- [Exercise aim]:
Your answer should be a single number: the count of lines holding the word "CEREMONY".

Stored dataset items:
------
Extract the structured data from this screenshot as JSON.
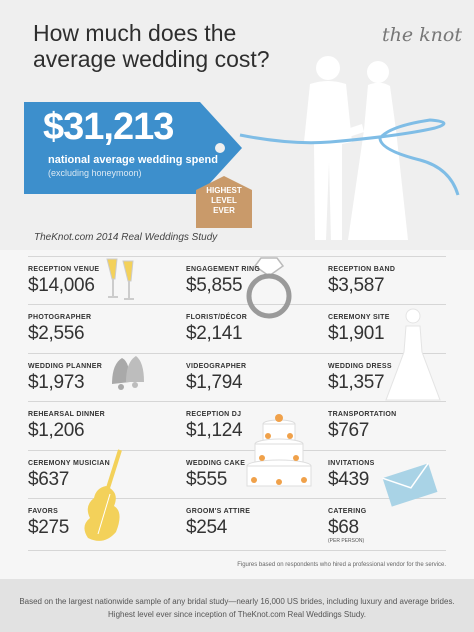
{
  "title_line1": "How much does the",
  "title_line2": "average wedding cost?",
  "brand": "the knot",
  "hero": {
    "amount": "$31,213",
    "subtitle": "national average wedding spend",
    "note": "(excluding honeymoon)",
    "badge": [
      "HIGHEST",
      "LEVEL",
      "EVER"
    ]
  },
  "study_source": "TheKnot.com 2014 Real Weddings Study",
  "items": [
    {
      "label": "RECEPTION VENUE",
      "value": "$14,006"
    },
    {
      "label": "ENGAGEMENT RING",
      "value": "$5,855"
    },
    {
      "label": "RECEPTION BAND",
      "value": "$3,587"
    },
    {
      "label": "PHOTOGRAPHER",
      "value": "$2,556"
    },
    {
      "label": "FLORIST/DÉCOR",
      "value": "$2,141"
    },
    {
      "label": "CEREMONY SITE",
      "value": "$1,901"
    },
    {
      "label": "WEDDING PLANNER",
      "value": "$1,973"
    },
    {
      "label": "VIDEOGRAPHER",
      "value": "$1,794"
    },
    {
      "label": "WEDDING DRESS",
      "value": "$1,357"
    },
    {
      "label": "REHEARSAL DINNER",
      "value": "$1,206"
    },
    {
      "label": "RECEPTION DJ",
      "value": "$1,124"
    },
    {
      "label": "TRANSPORTATION",
      "value": "$767"
    },
    {
      "label": "CEREMONY MUSICIAN",
      "value": "$637"
    },
    {
      "label": "WEDDING CAKE",
      "value": "$555"
    },
    {
      "label": "INVITATIONS",
      "value": "$439"
    },
    {
      "label": "FAVORS",
      "value": "$275"
    },
    {
      "label": "GROOM'S ATTIRE",
      "value": "$254"
    },
    {
      "label": "CATERING",
      "value": "$68",
      "note": "(PER PERSON)"
    }
  ],
  "footnote": "Figures based on respondents who hired a professional vendor for the service.",
  "footer_line1": "Based on the largest nationwide sample of any bridal study—nearly 16,000 US brides, including luxury and average brides.",
  "footer_line2": "Highest level ever since inception of TheKnot.com Real Weddings Study.",
  "colors": {
    "tag_blue": "#3d8fcc",
    "badge_tan": "#c99a6a",
    "champagne": "#f3d15a",
    "cake_orange": "#f0a14a",
    "envelope_blue": "#a9d3e6",
    "bells_gray": "#a9a9a9"
  },
  "icons": [
    "champagne-glasses-icon",
    "diamond-ring-icon",
    "wedding-bells-icon",
    "wedding-cake-icon",
    "violin-icon",
    "envelope-icon",
    "bride-dress-icon",
    "couple-silhouette-icon"
  ]
}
------
- [Solution to this exercise]:
2